**SET EXERCISE:** Omit every picture, then give all the entries again exactly.

**SUPPLIED RECORDS:**
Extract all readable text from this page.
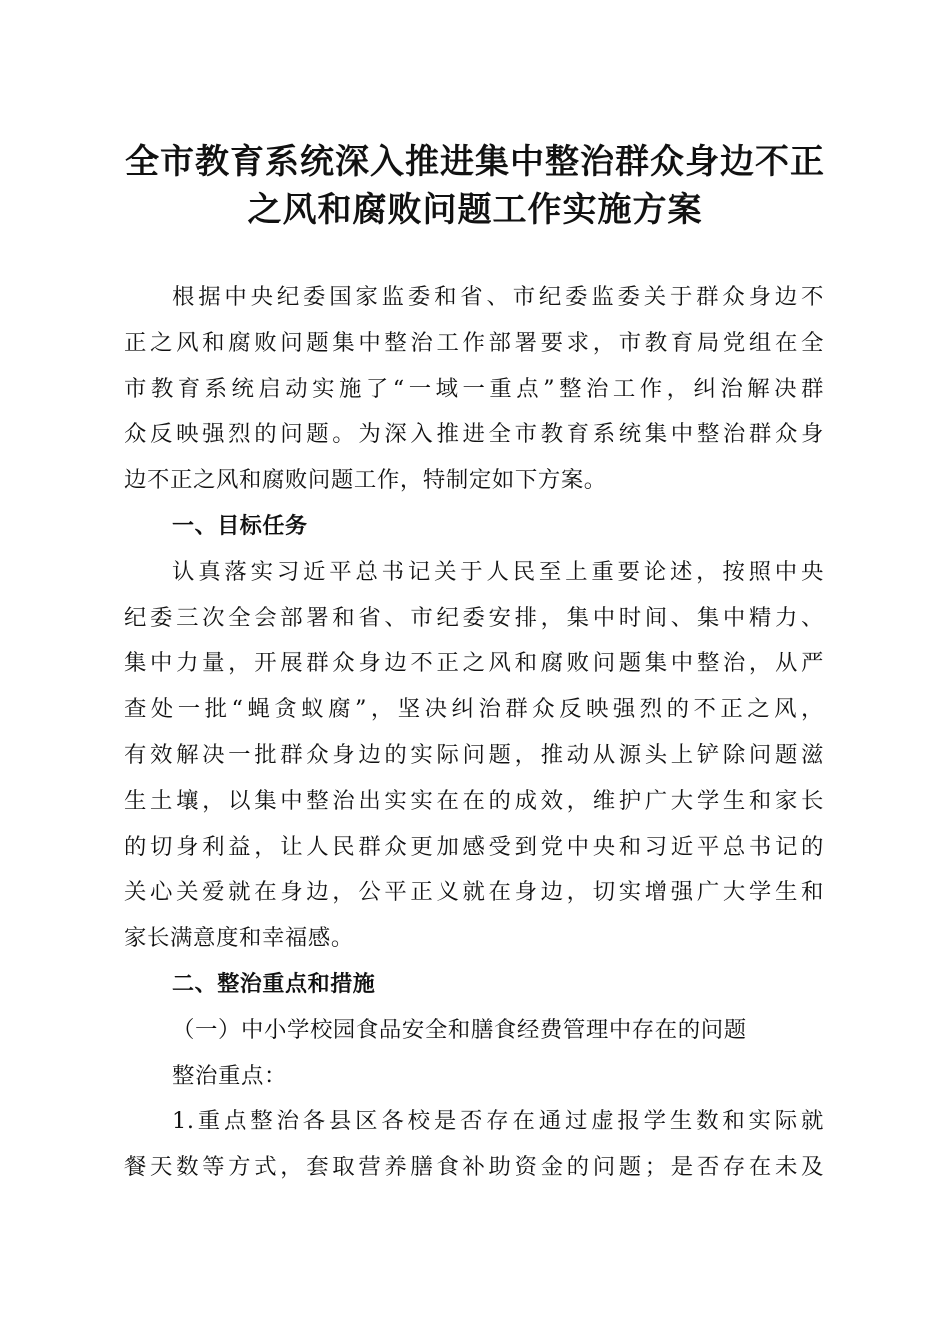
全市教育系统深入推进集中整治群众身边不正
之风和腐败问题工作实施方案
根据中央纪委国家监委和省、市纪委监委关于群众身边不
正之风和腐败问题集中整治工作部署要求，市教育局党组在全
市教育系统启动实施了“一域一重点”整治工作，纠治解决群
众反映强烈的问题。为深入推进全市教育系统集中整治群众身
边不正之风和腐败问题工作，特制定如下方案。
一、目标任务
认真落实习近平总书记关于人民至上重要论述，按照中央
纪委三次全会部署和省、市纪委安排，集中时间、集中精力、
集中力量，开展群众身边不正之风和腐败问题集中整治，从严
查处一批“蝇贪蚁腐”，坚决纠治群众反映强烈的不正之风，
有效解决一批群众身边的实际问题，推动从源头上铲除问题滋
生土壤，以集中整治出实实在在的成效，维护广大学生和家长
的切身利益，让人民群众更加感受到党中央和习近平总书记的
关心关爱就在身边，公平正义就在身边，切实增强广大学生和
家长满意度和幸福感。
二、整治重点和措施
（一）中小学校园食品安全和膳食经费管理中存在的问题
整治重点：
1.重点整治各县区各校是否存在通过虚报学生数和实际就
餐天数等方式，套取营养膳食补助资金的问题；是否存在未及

**EXERCISE SOLUTION:**
Extract all readable text from this page.
全市教育系统深入推进集中整治群众身边不正
之风和腐败问题工作实施方案
根据中央纪委国家监委和省、市纪委监委关于群众身边不
正之风和腐败问题集中整治工作部署要求，市教育局党组在全
市教育系统启动实施了“一域一重点”整治工作，纠治解决群
众反映强烈的问题。为深入推进全市教育系统集中整治群众身
边不正之风和腐败问题工作，特制定如下方案。
一、目标任务
认真落实习近平总书记关于人民至上重要论述，按照中央
纪委三次全会部署和省、市纪委安排，集中时间、集中精力、
集中力量，开展群众身边不正之风和腐败问题集中整治，从严
查处一批“蝇贪蚁腐”，坚决纠治群众反映强烈的不正之风，
有效解决一批群众身边的实际问题，推动从源头上铲除问题滋
生土壤，以集中整治出实实在在的成效，维护广大学生和家长
的切身利益，让人民群众更加感受到党中央和习近平总书记的
关心关爱就在身边，公平正义就在身边，切实增强广大学生和
家长满意度和幸福感。
二、整治重点和措施
（一）中小学校园食品安全和膳食经费管理中存在的问题
整治重点：
1.重点整治各县区各校是否存在通过虚报学生数和实际就
餐天数等方式，套取营养膳食补助资金的问题；是否存在未及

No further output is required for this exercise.